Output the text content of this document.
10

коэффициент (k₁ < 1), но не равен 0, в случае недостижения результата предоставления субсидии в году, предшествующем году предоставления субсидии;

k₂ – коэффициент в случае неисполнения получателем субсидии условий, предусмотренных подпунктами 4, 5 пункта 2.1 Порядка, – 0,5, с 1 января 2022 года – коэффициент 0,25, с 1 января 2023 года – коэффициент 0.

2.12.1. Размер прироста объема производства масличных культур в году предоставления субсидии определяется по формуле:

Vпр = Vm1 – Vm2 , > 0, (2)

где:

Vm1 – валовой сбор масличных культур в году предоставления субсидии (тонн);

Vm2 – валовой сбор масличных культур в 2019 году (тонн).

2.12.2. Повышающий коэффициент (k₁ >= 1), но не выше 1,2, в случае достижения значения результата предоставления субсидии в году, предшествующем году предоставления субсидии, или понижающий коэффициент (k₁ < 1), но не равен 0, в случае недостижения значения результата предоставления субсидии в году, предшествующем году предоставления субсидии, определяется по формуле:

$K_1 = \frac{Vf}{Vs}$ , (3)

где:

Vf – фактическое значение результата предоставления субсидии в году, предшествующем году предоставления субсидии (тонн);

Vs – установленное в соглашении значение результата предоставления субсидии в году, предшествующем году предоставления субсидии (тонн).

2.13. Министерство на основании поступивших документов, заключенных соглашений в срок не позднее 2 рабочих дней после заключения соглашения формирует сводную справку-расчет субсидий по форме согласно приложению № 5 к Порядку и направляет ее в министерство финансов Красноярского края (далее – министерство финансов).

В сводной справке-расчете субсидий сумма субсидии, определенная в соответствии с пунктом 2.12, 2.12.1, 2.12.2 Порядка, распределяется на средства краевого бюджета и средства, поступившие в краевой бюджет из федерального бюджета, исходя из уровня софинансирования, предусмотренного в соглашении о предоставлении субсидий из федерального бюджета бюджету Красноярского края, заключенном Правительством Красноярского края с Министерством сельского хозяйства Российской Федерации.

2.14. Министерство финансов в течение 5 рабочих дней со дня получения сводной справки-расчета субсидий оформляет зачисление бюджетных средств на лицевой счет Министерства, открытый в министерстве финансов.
###
**PROBLEM DETAILS**
Look through the listing above. Pick out each line with "Порядка" and copy it.

**PROBLEM SOLUTION**
k₂ – коэффициент в случае неисполнения получателем субсидии условий, предусмотренных подпунктами 4, 5 пункта 2.1 Порядка, – 0,5, с 1 января 2022 года – коэффициент 0,25, с 1 января 2023 года – коэффициент 0.
В сводной справке-расчете субсидий сумма субсидии, определенная в соответствии с пунктом 2.12, 2.12.1, 2.12.2 Порядка, распределяется на средства краевого бюджета и средства, поступившие в краевой бюджет из федерального бюджета, исходя из уровня софинансирования, предусмотренного в соглашении о предоставлении субсидий из федерального бюджета бюджету Красноярского края, заключенном Правительством Красноярского края с Министерством сельского хозяйства Российской Федерации.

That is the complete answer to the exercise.